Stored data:
══════════
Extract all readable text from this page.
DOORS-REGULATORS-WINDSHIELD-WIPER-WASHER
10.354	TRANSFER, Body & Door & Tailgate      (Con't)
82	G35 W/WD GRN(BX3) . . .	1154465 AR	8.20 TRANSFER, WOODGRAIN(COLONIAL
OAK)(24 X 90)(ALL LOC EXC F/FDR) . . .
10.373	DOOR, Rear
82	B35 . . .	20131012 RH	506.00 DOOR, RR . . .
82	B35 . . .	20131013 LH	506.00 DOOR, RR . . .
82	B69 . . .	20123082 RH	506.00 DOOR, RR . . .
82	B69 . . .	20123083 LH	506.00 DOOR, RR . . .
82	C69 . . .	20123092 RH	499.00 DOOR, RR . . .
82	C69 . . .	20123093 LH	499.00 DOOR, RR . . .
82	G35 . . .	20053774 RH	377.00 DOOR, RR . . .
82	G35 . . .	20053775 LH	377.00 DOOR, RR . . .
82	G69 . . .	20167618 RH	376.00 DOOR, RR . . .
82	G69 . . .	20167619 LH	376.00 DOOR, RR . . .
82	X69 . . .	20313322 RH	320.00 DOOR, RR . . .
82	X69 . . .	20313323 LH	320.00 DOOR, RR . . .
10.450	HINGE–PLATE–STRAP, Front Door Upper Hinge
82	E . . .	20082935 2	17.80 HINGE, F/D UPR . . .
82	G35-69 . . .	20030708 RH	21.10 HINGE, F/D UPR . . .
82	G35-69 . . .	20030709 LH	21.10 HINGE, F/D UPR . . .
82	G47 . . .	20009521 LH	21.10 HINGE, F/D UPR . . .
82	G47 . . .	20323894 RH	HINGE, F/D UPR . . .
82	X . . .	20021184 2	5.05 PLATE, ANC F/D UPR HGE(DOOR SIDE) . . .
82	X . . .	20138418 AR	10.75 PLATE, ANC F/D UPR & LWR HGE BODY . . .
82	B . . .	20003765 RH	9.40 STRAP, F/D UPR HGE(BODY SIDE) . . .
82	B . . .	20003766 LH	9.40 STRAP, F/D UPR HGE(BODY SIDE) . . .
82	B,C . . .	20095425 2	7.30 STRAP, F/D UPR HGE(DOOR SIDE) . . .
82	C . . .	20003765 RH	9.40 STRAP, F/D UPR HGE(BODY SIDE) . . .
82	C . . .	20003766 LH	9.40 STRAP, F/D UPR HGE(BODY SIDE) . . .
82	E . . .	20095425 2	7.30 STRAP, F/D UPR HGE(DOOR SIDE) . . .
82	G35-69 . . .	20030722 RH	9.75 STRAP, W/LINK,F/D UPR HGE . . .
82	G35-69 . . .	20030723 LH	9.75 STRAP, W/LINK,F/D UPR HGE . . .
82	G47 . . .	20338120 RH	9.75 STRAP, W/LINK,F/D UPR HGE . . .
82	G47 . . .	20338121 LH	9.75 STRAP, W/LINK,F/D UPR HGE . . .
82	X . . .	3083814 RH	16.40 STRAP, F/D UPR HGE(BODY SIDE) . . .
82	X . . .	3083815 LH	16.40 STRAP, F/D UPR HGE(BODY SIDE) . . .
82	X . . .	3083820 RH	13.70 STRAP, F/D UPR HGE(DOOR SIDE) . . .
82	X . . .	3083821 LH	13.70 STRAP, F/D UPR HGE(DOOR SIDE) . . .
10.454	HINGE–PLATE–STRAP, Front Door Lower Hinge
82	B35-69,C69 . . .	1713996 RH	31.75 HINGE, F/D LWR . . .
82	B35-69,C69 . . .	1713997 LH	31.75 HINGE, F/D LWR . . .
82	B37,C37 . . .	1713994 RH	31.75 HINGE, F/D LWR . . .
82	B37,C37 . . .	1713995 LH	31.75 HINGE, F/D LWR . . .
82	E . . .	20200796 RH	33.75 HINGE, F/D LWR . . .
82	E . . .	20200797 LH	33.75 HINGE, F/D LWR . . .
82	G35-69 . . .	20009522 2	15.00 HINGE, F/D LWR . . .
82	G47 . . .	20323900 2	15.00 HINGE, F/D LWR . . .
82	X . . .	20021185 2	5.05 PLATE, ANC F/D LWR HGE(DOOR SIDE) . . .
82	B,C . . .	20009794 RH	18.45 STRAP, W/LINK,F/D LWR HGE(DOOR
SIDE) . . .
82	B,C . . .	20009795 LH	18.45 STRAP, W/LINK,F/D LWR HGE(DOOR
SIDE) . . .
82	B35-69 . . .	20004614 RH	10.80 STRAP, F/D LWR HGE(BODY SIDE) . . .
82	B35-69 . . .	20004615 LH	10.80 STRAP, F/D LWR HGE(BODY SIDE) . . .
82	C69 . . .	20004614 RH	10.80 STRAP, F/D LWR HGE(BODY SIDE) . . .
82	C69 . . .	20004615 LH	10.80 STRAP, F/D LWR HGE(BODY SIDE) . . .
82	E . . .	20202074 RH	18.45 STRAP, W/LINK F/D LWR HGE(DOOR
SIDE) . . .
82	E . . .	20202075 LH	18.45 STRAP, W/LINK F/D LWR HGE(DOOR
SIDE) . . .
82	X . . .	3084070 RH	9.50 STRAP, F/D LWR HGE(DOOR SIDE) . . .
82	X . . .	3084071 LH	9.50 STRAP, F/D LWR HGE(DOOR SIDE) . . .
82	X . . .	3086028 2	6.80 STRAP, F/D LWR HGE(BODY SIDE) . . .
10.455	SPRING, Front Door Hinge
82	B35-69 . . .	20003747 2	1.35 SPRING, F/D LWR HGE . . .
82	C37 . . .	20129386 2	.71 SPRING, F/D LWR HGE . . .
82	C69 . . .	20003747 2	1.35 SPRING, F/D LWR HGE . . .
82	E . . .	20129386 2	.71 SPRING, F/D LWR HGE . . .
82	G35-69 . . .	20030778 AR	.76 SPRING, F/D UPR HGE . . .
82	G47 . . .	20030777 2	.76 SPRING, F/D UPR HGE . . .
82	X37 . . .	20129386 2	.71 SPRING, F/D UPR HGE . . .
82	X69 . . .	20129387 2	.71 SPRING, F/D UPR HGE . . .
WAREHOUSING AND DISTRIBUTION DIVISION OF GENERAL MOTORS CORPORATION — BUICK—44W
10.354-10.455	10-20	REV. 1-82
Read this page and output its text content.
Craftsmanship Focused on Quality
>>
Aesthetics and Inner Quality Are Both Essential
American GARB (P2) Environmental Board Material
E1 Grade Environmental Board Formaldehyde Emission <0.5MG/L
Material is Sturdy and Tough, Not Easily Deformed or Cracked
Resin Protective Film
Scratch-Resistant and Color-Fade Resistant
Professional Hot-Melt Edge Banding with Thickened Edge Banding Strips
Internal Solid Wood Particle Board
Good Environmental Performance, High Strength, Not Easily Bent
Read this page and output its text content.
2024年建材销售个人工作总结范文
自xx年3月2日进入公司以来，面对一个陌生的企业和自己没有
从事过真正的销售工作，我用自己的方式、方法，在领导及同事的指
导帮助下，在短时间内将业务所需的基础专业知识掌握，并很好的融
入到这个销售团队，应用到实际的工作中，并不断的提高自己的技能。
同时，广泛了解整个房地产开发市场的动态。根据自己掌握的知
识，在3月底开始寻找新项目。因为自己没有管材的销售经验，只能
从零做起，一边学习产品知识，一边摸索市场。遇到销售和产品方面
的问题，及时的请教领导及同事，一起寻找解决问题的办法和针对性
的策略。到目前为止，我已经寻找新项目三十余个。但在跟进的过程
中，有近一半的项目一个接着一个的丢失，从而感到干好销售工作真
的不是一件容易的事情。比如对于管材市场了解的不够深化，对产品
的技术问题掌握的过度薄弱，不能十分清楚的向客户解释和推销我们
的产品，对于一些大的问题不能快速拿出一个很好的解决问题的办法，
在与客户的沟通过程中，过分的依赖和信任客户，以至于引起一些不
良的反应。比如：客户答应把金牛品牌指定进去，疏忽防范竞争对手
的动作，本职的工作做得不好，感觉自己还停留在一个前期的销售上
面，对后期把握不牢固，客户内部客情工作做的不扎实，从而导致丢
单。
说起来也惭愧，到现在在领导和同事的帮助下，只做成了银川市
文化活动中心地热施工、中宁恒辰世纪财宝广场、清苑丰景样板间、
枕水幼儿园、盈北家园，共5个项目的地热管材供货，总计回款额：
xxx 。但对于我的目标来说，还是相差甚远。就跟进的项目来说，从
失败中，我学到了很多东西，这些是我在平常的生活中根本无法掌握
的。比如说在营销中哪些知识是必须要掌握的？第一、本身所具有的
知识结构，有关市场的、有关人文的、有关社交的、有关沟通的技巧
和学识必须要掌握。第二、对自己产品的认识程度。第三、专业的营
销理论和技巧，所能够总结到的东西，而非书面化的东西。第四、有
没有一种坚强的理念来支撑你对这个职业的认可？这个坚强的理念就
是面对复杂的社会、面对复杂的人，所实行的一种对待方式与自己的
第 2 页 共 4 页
══════════
--- STATED GOAL ---
Look over the records above and copy each line that includes the string "Front".

--- EXPECTED ANSWER ---
10.450	HINGE–PLATE–STRAP, Front Door Upper Hinge
10.454	HINGE–PLATE–STRAP, Front Door Lower Hinge
10.455	SPRING, Front Door Hinge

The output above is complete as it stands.